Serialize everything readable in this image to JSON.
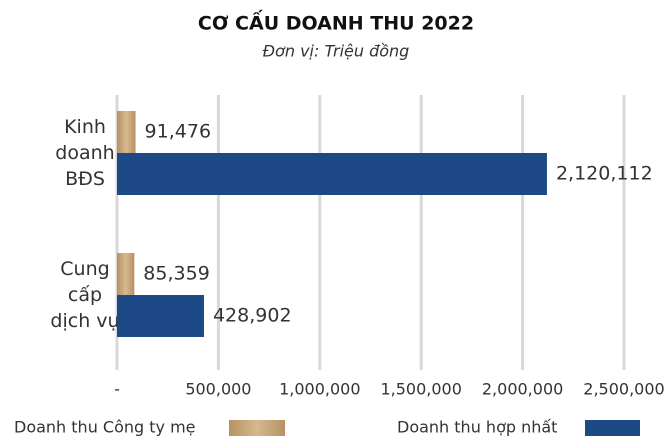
{
  "chart_data": {
    "type": "hbar",
    "title": "CƠ CẤU DOANH THU 2022",
    "subtitle": "Đơn vị: Triệu đồng",
    "categories": [
      "Kinh\ndoanh\nBĐS",
      "Cung\ncấp\ndịch vụ"
    ],
    "series": [
      {
        "name": "Doanh thu Công ty mẹ",
        "color": "#c4a276",
        "values": [
          91476,
          85359
        ],
        "value_labels": [
          "91,476",
          "85,359"
        ]
      },
      {
        "name": "Doanh thu hợp nhất",
        "color": "#1d4a86",
        "values": [
          2120112,
          428902
        ],
        "value_labels": [
          "2,120,112",
          "428,902"
        ]
      }
    ],
    "xlim": [
      0,
      2500000
    ],
    "xticks": [
      {
        "value": 0,
        "label": "-"
      },
      {
        "value": 500000,
        "label": "500,000"
      },
      {
        "value": 1000000,
        "label": "1,000,000"
      },
      {
        "value": 1500000,
        "label": "1,500,000"
      },
      {
        "value": 2000000,
        "label": "2,000,000"
      },
      {
        "value": 2500000,
        "label": "2,500,000"
      }
    ],
    "grid": true,
    "legend": "bottom"
  }
}
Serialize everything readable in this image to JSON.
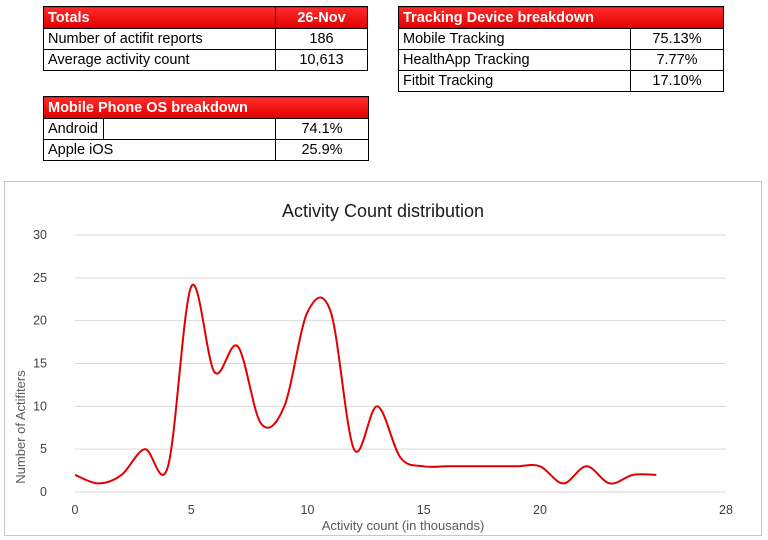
{
  "totals": {
    "header": "Totals",
    "date": "26-Nov",
    "rows": [
      {
        "label": "Number of actifit reports",
        "value": "186"
      },
      {
        "label": "Average activity count",
        "value": "10,613"
      }
    ]
  },
  "device": {
    "header": "Tracking Device breakdown",
    "rows": [
      {
        "label": "Mobile Tracking",
        "value": "75.13%"
      },
      {
        "label": "HealthApp Tracking",
        "value": "7.77%"
      },
      {
        "label": "Fitbit Tracking",
        "value": "17.10%"
      }
    ]
  },
  "os": {
    "header": "Mobile Phone OS breakdown",
    "rows": [
      {
        "label": "Android",
        "value": "74.1%"
      },
      {
        "label": "Apple iOS",
        "value": "25.9%"
      }
    ]
  },
  "chart_data": {
    "type": "line",
    "title": "Activity Count distribution",
    "xlabel": "Activity count (in thousands)",
    "ylabel": "Number of Actifiters",
    "xlim": [
      0,
      28
    ],
    "ylim": [
      0,
      30
    ],
    "x_ticks": [
      0,
      5,
      10,
      15,
      20,
      28
    ],
    "y_ticks": [
      0,
      5,
      10,
      15,
      20,
      25,
      30
    ],
    "grid": true,
    "line_color": "#e00000",
    "series": [
      {
        "x": [
          0,
          1,
          2,
          3,
          4,
          5,
          6,
          7,
          8,
          9,
          10,
          11,
          12,
          13,
          14,
          15,
          16,
          17,
          18,
          19,
          20,
          21,
          22,
          23,
          24,
          25
        ],
        "y": [
          2,
          1,
          2,
          5,
          3,
          24,
          14,
          17,
          8,
          10,
          21,
          21,
          5,
          10,
          4,
          3,
          3,
          3,
          3,
          3,
          3,
          1,
          3,
          1,
          2,
          2
        ]
      }
    ]
  }
}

[What the task requires]: Pick out the lines containing the string "Tracking" and show them.

[Response to the task]:
    "header": "Tracking Device breakdown",
        "label": "Mobile Tracking",
        "label": "HealthApp Tracking",
        "label": "Fitbit Tracking",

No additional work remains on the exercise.